> **What needs to be done**
Please reproduce without changes the entries below, starting with the line that contains "legend-label-x1: x1: [131, 70, 147, 85]" and going on through the line that contains "plot-frame: [79, 57, 577, 429]".

....

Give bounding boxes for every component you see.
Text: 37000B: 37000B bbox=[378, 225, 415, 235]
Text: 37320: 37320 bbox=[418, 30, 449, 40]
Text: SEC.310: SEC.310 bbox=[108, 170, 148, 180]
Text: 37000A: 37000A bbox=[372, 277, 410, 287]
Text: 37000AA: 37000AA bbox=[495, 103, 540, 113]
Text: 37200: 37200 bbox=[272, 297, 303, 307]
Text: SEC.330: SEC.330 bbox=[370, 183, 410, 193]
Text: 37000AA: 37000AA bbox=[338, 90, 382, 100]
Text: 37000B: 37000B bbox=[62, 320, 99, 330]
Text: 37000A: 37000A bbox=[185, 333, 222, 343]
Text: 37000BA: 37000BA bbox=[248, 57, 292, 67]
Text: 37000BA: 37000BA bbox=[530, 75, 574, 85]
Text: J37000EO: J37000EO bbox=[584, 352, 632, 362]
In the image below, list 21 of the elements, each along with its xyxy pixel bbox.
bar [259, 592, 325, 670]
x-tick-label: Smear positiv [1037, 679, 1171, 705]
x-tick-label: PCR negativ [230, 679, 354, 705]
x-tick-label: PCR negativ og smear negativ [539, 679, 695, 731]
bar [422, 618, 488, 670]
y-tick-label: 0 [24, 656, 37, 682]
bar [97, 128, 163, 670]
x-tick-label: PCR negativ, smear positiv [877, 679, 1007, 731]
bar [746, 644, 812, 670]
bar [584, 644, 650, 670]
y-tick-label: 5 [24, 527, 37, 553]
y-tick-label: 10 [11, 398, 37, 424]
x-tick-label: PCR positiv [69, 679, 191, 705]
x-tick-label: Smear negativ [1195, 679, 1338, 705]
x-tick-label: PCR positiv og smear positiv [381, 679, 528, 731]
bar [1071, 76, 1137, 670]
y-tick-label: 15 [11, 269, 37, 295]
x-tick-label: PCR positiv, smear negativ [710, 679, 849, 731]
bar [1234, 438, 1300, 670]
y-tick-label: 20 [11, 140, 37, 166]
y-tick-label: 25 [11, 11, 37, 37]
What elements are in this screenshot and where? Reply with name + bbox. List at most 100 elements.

....

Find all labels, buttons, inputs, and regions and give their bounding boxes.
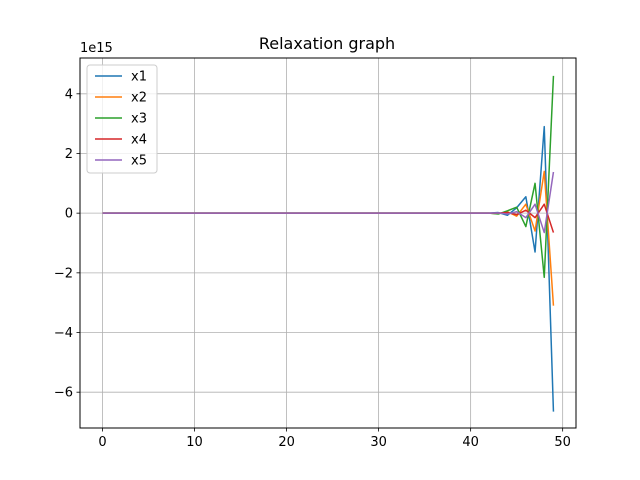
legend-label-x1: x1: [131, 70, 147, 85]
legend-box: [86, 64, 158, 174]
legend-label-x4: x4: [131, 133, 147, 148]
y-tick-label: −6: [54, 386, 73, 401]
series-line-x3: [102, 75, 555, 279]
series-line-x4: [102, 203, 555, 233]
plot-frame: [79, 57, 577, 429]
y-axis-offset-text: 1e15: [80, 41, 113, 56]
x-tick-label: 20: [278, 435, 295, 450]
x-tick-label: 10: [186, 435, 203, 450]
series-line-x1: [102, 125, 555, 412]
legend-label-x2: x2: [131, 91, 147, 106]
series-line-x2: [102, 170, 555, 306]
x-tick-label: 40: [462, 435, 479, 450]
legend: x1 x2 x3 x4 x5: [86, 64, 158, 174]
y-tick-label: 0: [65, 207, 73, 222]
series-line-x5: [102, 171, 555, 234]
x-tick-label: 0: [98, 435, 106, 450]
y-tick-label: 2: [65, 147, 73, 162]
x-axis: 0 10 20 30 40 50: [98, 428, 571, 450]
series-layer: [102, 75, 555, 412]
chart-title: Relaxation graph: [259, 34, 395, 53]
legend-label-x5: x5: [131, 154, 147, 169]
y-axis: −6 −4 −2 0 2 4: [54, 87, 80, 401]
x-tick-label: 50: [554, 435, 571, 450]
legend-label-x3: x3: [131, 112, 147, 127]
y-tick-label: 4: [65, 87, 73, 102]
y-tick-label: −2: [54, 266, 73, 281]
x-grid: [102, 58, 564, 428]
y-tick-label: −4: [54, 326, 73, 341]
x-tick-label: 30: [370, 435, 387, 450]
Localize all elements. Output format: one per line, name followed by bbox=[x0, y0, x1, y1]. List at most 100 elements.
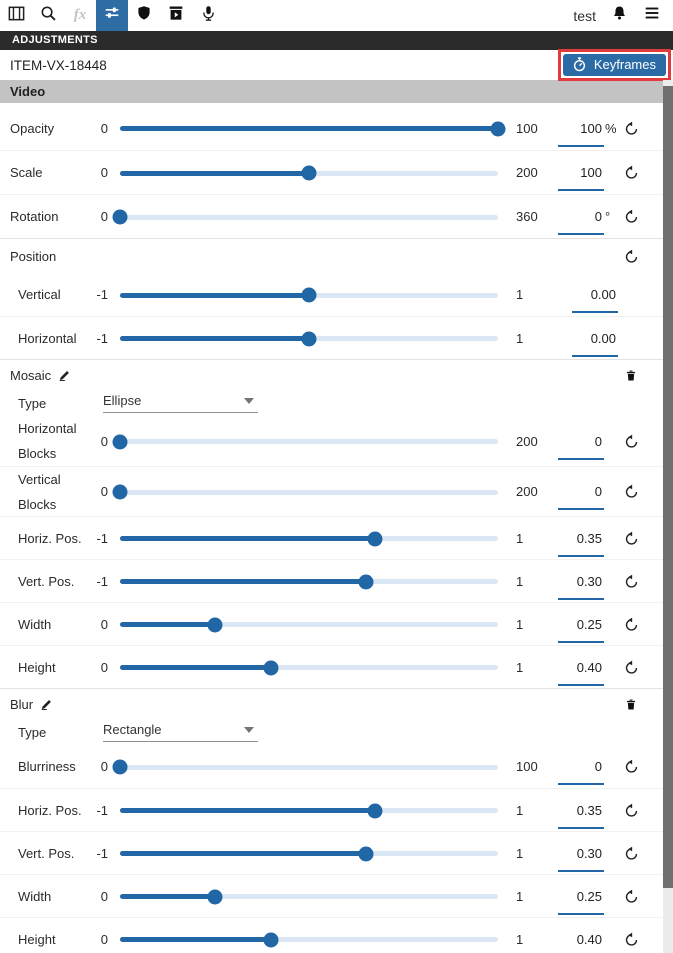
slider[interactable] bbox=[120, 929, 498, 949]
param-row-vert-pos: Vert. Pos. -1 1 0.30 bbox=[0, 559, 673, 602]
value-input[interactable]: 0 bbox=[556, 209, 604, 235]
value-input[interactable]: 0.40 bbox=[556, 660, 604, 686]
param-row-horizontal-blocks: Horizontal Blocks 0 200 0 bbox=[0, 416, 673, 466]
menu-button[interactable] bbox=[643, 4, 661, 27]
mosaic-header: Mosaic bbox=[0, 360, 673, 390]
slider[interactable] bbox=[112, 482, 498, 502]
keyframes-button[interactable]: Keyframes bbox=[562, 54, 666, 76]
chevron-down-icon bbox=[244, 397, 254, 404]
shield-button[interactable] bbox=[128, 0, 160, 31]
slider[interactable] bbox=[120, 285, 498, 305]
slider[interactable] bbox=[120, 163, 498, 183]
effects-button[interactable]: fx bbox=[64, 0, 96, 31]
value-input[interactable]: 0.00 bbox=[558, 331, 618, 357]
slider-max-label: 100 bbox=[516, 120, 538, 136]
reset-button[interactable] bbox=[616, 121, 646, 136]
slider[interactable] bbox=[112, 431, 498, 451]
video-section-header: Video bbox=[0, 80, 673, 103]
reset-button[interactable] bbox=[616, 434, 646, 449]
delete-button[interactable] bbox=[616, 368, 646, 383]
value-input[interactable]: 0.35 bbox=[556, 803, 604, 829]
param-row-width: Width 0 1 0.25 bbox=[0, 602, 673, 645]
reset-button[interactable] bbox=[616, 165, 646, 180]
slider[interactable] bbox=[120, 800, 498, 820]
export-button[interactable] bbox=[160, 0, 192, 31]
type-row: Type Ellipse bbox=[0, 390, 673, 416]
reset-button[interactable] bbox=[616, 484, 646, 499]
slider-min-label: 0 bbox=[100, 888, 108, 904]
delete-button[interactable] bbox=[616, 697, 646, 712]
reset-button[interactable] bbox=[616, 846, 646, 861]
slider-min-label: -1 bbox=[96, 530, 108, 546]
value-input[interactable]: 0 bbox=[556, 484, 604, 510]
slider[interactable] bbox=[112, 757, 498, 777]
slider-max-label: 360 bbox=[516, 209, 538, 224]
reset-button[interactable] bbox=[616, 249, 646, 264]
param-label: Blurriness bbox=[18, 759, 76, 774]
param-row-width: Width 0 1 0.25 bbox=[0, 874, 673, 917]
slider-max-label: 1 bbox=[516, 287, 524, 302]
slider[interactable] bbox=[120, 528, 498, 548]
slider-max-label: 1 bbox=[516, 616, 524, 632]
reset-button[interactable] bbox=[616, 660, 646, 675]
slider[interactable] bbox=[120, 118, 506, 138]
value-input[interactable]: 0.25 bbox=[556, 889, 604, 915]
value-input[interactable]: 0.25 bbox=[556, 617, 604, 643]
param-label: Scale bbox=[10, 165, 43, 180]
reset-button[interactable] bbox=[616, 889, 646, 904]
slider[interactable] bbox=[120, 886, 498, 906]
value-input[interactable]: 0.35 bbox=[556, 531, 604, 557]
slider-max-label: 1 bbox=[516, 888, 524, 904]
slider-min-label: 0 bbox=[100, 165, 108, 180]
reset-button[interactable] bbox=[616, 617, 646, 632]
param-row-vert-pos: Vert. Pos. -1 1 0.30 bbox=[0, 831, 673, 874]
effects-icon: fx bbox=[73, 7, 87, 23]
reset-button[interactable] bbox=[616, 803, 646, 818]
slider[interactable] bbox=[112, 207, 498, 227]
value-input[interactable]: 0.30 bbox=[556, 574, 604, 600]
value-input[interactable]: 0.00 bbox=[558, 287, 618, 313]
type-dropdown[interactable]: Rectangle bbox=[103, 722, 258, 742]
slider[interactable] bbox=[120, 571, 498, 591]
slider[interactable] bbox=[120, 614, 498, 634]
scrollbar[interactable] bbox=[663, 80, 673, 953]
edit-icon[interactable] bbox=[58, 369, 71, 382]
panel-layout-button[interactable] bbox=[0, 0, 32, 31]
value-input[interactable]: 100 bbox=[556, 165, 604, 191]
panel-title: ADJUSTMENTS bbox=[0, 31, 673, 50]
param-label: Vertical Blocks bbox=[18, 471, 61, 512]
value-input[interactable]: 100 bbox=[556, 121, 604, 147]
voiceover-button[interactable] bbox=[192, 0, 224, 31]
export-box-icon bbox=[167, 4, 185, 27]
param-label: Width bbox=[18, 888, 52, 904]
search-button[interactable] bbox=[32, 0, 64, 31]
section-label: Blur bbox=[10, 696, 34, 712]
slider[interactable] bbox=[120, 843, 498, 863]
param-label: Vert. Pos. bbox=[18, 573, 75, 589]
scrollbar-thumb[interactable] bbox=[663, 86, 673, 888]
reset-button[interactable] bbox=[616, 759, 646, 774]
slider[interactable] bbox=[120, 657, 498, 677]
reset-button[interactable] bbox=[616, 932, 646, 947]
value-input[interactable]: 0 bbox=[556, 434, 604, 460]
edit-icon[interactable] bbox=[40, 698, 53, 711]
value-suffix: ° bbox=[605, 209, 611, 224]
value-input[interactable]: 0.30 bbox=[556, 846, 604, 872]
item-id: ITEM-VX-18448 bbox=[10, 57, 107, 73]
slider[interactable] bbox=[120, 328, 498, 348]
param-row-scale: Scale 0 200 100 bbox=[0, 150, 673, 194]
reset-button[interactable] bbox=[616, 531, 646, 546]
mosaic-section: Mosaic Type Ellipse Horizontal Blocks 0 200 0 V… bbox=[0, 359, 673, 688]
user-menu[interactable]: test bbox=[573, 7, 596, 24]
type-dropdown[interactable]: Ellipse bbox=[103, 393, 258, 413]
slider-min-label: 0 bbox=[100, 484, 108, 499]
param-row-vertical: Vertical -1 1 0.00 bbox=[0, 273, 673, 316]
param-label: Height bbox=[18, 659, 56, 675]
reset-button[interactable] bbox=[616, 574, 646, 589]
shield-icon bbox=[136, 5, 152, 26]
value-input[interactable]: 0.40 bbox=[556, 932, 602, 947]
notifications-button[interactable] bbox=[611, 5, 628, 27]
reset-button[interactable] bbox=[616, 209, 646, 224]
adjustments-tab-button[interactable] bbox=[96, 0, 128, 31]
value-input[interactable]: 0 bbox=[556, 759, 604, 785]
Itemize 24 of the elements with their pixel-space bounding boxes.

....

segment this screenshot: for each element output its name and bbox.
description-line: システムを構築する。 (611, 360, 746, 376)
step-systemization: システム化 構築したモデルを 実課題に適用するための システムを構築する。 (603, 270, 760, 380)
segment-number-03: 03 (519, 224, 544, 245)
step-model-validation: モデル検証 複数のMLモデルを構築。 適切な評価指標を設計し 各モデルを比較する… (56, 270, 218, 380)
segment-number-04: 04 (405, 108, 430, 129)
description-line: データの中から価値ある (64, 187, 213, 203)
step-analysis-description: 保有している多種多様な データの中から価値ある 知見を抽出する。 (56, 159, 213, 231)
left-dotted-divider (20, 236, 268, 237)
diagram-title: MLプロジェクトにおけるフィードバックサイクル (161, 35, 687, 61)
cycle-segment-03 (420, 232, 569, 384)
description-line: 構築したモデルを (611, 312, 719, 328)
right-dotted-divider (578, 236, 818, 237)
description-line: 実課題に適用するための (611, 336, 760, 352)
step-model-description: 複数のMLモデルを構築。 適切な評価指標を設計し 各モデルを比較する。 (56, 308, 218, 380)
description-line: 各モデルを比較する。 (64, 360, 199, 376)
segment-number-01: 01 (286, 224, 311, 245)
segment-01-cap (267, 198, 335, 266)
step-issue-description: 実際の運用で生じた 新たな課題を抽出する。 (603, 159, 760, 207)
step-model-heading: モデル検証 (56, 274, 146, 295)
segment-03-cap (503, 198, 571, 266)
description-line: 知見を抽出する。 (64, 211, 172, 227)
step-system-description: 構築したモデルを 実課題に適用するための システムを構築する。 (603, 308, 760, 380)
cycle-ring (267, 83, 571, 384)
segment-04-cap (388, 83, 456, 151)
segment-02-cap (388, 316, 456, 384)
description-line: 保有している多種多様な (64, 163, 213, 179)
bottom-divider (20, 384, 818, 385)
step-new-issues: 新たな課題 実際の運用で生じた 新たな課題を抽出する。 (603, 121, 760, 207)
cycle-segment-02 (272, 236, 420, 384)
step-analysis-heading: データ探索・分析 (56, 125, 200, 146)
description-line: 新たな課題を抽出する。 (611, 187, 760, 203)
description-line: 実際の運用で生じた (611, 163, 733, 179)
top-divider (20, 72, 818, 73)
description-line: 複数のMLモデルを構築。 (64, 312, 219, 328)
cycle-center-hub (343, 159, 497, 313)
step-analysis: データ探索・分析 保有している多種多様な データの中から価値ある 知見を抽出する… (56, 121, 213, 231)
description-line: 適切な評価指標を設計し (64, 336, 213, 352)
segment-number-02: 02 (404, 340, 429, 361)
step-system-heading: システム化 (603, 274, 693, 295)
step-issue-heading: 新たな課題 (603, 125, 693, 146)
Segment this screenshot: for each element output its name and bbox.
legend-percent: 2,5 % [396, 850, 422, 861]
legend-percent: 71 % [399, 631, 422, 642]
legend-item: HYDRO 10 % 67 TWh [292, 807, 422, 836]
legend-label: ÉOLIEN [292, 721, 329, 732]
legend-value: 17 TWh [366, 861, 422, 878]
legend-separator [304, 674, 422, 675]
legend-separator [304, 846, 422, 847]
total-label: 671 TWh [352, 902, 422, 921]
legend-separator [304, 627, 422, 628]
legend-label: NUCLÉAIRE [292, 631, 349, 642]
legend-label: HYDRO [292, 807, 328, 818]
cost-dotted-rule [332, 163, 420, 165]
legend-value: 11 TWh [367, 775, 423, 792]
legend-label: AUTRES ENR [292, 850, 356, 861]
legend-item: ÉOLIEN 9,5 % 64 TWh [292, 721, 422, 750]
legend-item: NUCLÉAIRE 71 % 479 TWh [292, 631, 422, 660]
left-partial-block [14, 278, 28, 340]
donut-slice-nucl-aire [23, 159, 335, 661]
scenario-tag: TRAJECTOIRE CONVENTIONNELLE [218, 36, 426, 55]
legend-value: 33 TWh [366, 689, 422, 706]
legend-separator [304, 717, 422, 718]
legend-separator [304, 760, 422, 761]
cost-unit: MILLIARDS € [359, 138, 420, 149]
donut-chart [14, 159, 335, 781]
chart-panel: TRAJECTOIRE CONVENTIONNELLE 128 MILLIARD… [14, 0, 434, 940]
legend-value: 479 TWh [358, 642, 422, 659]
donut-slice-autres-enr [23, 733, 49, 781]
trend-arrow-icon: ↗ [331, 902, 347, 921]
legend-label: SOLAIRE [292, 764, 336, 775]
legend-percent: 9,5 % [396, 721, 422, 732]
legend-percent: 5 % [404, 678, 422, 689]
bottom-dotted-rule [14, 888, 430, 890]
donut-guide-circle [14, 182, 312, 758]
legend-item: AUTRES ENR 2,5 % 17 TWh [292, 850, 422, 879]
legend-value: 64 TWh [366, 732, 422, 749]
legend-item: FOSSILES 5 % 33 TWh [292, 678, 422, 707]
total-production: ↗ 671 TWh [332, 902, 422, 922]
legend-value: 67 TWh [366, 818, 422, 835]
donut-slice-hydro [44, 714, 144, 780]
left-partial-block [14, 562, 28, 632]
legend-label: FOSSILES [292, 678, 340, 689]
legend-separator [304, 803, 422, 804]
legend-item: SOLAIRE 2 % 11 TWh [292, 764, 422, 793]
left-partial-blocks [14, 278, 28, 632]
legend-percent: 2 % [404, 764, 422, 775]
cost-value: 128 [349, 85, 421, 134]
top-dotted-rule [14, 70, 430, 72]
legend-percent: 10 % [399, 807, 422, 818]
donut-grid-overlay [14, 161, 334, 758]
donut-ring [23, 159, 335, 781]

....

> **Correct response**
legend-label-x1: x1: [131, 70, 147, 85]
legend-box: [86, 64, 158, 174]
legend-label-x4: x4: [131, 133, 147, 148]
y-tick-label: −6: [54, 386, 73, 401]
series-line-x3: [102, 75, 555, 279]
series-line-x4: [102, 203, 555, 233]
plot-frame: [79, 57, 577, 429]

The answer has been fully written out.